(Problem to solve): Reproduce each line of the material precisely.

Recorded data:
————————

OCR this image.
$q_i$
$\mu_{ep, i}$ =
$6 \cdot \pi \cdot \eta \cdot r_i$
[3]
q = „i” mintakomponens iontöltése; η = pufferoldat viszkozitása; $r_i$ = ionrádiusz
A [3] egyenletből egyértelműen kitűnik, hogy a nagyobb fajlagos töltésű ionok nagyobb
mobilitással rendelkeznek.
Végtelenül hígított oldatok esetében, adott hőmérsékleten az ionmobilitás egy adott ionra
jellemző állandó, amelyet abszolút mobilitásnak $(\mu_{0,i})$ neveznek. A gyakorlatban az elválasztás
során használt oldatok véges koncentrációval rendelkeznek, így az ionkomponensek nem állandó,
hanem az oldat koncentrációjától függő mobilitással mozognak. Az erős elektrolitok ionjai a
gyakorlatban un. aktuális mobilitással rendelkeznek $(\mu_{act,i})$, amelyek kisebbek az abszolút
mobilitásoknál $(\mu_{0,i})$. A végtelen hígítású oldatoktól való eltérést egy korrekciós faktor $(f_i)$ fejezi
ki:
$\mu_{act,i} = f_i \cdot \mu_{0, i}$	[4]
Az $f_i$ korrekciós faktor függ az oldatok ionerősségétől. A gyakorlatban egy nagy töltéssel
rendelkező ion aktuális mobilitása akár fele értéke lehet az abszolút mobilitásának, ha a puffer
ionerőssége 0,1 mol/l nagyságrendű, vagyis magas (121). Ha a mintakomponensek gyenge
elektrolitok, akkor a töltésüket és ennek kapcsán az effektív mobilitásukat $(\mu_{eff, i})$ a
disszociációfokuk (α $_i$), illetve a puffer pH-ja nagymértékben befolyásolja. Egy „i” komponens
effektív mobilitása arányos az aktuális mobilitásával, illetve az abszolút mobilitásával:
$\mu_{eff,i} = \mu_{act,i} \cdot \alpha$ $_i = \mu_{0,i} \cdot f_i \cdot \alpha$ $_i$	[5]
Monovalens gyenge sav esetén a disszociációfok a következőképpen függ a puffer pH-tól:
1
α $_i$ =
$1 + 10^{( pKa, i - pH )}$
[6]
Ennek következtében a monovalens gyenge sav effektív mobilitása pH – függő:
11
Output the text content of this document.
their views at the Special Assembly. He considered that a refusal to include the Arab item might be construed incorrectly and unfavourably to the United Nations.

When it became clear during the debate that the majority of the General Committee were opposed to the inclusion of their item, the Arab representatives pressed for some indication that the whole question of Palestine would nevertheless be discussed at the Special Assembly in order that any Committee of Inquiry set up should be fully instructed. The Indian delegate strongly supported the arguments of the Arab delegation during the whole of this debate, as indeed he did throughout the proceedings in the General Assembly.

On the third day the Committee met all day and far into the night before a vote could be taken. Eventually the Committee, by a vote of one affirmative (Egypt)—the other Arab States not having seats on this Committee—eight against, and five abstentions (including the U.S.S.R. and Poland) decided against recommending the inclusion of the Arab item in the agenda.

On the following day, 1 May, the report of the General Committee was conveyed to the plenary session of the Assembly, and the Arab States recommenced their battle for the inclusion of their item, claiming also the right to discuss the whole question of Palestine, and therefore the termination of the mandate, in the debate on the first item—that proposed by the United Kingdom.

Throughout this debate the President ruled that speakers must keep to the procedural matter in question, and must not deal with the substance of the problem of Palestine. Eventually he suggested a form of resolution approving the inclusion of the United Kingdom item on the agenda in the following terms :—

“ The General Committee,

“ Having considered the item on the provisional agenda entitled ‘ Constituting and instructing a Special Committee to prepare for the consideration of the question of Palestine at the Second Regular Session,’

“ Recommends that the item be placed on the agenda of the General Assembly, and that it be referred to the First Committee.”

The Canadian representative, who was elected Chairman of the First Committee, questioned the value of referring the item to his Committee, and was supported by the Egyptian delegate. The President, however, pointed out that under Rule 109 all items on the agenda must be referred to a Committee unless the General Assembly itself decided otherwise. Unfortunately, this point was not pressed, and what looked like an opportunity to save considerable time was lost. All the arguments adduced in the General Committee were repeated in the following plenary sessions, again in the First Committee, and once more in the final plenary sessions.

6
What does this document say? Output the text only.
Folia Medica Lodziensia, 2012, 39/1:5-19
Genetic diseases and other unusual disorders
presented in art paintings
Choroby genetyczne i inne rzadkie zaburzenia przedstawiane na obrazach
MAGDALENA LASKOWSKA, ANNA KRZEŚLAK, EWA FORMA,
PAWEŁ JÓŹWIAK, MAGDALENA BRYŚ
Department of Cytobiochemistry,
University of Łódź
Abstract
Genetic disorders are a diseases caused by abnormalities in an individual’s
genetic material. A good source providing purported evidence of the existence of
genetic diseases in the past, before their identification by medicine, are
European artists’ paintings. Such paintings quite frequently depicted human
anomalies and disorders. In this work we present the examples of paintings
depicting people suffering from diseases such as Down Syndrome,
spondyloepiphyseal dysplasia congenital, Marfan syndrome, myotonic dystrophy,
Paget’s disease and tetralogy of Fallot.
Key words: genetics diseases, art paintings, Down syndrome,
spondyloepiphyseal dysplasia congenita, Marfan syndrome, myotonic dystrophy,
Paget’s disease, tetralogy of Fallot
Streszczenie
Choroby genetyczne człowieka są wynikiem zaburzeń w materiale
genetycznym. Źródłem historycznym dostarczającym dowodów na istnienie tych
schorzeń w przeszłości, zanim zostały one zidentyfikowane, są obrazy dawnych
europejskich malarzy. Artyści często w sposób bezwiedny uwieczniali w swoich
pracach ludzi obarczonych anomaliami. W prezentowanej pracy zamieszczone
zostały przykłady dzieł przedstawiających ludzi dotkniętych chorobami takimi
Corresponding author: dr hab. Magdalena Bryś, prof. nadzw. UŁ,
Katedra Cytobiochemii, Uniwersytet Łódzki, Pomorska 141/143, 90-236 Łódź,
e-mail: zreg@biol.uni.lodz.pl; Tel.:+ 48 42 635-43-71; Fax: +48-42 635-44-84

————————

(Task result):
OCR this image.
$q_i$
$\mu_{ep, i}$ =
$6 \cdot \pi \cdot \eta \cdot r_i$
[3]
q = „i” mintakomponens iontöltése; η = pufferoldat viszkozitása; $r_i$ = ionrádiusz
A [3] egyenletből egyértelműen kitűnik, hogy a nagyobb fajlagos töltésű ionok nagyobb
mobilitással rendelkeznek.
Végtelenül hígított oldatok esetében, adott hőmérsékleten az ionmobilitás egy adott ionra
jellemző állandó, amelyet abszolút mobilitásnak $(\mu_{0,i})$ neveznek. A gyakorlatban az elválasztás
során használt oldatok véges koncentrációval rendelkeznek, így az ionkomponensek nem állandó,
hanem az oldat koncentrációjától függő mobilitással mozognak. Az erős elektrolitok ionjai a
gyakorlatban un. aktuális mobilitással rendelkeznek $(\mu_{act,i})$, amelyek kisebbek az abszolút
mobilitásoknál $(\mu_{0,i})$. A végtelen hígítású oldatoktól való eltérést egy korrekciós faktor $(f_i)$ fejezi
ki:
$\mu_{act,i} = f_i \cdot \mu_{0, i}$	[4]
Az $f_i$ korrekciós faktor függ az oldatok ionerősségétől. A gyakorlatban egy nagy töltéssel
rendelkező ion aktuális mobilitása akár fele értéke lehet az abszolút mobilitásának, ha a puffer
ionerőssége 0,1 mol/l nagyságrendű, vagyis magas (121). Ha a mintakomponensek gyenge
elektrolitok, akkor a töltésüket és ennek kapcsán az effektív mobilitásukat $(\mu_{eff, i})$ a
disszociációfokuk (α $_i$), illetve a puffer pH-ja nagymértékben befolyásolja. Egy „i” komponens
effektív mobilitása arányos az aktuális mobilitásával, illetve az abszolút mobilitásával:
$\mu_{eff,i} = \mu_{act,i} \cdot \alpha$ $_i = \mu_{0,i} \cdot f_i \cdot \alpha$ $_i$	[5]
Monovalens gyenge sav esetén a disszociációfok a következőképpen függ a puffer pH-tól:
1
α $_i$ =
$1 + 10^{( pKa, i - pH )}$
[6]
Ennek következtében a monovalens gyenge sav effektív mobilitása pH – függő:
11
Output the text content of this document.
their views at the Special Assembly. He considered that a refusal to include the Arab item might be construed incorrectly and unfavourably to the United Nations.

When it became clear during the debate that the majority of the General Committee were opposed to the inclusion of their item, the Arab representatives pressed for some indication that the whole question of Palestine would nevertheless be discussed at the Special Assembly in order that any Committee of Inquiry set up should be fully instructed. The Indian delegate strongly supported the arguments of the Arab delegation during the whole of this debate, as indeed he did throughout the proceedings in the General Assembly.

On the third day the Committee met all day and far into the night before a vote could be taken. Eventually the Committee, by a vote of one affirmative (Egypt)—the other Arab States not having seats on this Committee—eight against, and five abstentions (including the U.S.S.R. and Poland) decided against recommending the inclusion of the Arab item in the agenda.

On the following day, 1 May, the report of the General Committee was conveyed to the plenary session of the Assembly, and the Arab States recommenced their battle for the inclusion of their item, claiming also the right to discuss the whole question of Palestine, and therefore the termination of the mandate, in the debate on the first item—that proposed by the United Kingdom.

Throughout this debate the President ruled that speakers must keep to the procedural matter in question, and must not deal with the substance of the problem of Palestine. Eventually he suggested a form of resolution approving the inclusion of the United Kingdom item on the agenda in the following terms :—

“ The General Committee,

“ Having considered the item on the provisional agenda entitled ‘ Constituting and instructing a Special Committee to prepare for the consideration of the question of Palestine at the Second Regular Session,’

“ Recommends that the item be placed on the agenda of the General Assembly, and that it be referred to the First Committee.”

The Canadian representative, who was elected Chairman of the First Committee, questioned the value of referring the item to his Committee, and was supported by the Egyptian delegate. The President, however, pointed out that under Rule 109 all items on the agenda must be referred to a Committee unless the General Assembly itself decided otherwise. Unfortunately, this point was not pressed, and what looked like an opportunity to save considerable time was lost. All the arguments adduced in the General Committee were repeated in the following plenary sessions, again in the First Committee, and once more in the final plenary sessions.

6
What does this document say? Output the text only.
Folia Medica Lodziensia, 2012, 39/1:5-19
Genetic diseases and other unusual disorders
presented in art paintings
Choroby genetyczne i inne rzadkie zaburzenia przedstawiane na obrazach
MAGDALENA LASKOWSKA, ANNA KRZEŚLAK, EWA FORMA,
PAWEŁ JÓŹWIAK, MAGDALENA BRYŚ
Department of Cytobiochemistry,
University of Łódź
Abstract
Genetic disorders are a diseases caused by abnormalities in an individual’s
genetic material. A good source providing purported evidence of the existence of
genetic diseases in the past, before their identification by medicine, are
European artists’ paintings. Such paintings quite frequently depicted human
anomalies and disorders. In this work we present the examples of paintings
depicting people suffering from diseases such as Down Syndrome,
spondyloepiphyseal dysplasia congenital, Marfan syndrome, myotonic dystrophy,
Paget’s disease and tetralogy of Fallot.
Key words: genetics diseases, art paintings, Down syndrome,
spondyloepiphyseal dysplasia congenita, Marfan syndrome, myotonic dystrophy,
Paget’s disease, tetralogy of Fallot
Streszczenie
Choroby genetyczne człowieka są wynikiem zaburzeń w materiale
genetycznym. Źródłem historycznym dostarczającym dowodów na istnienie tych
schorzeń w przeszłości, zanim zostały one zidentyfikowane, są obrazy dawnych
europejskich malarzy. Artyści często w sposób bezwiedny uwieczniali w swoich
pracach ludzi obarczonych anomaliami. W prezentowanej pracy zamieszczone
zostały przykłady dzieł przedstawiających ludzi dotkniętych chorobami takimi
Corresponding author: dr hab. Magdalena Bryś, prof. nadzw. UŁ,
Katedra Cytobiochemii, Uniwersytet Łódzki, Pomorska 141/143, 90-236 Łódź,
e-mail: zreg@biol.uni.lodz.pl; Tel.:+ 48 42 635-43-71; Fax: +48-42 635-44-84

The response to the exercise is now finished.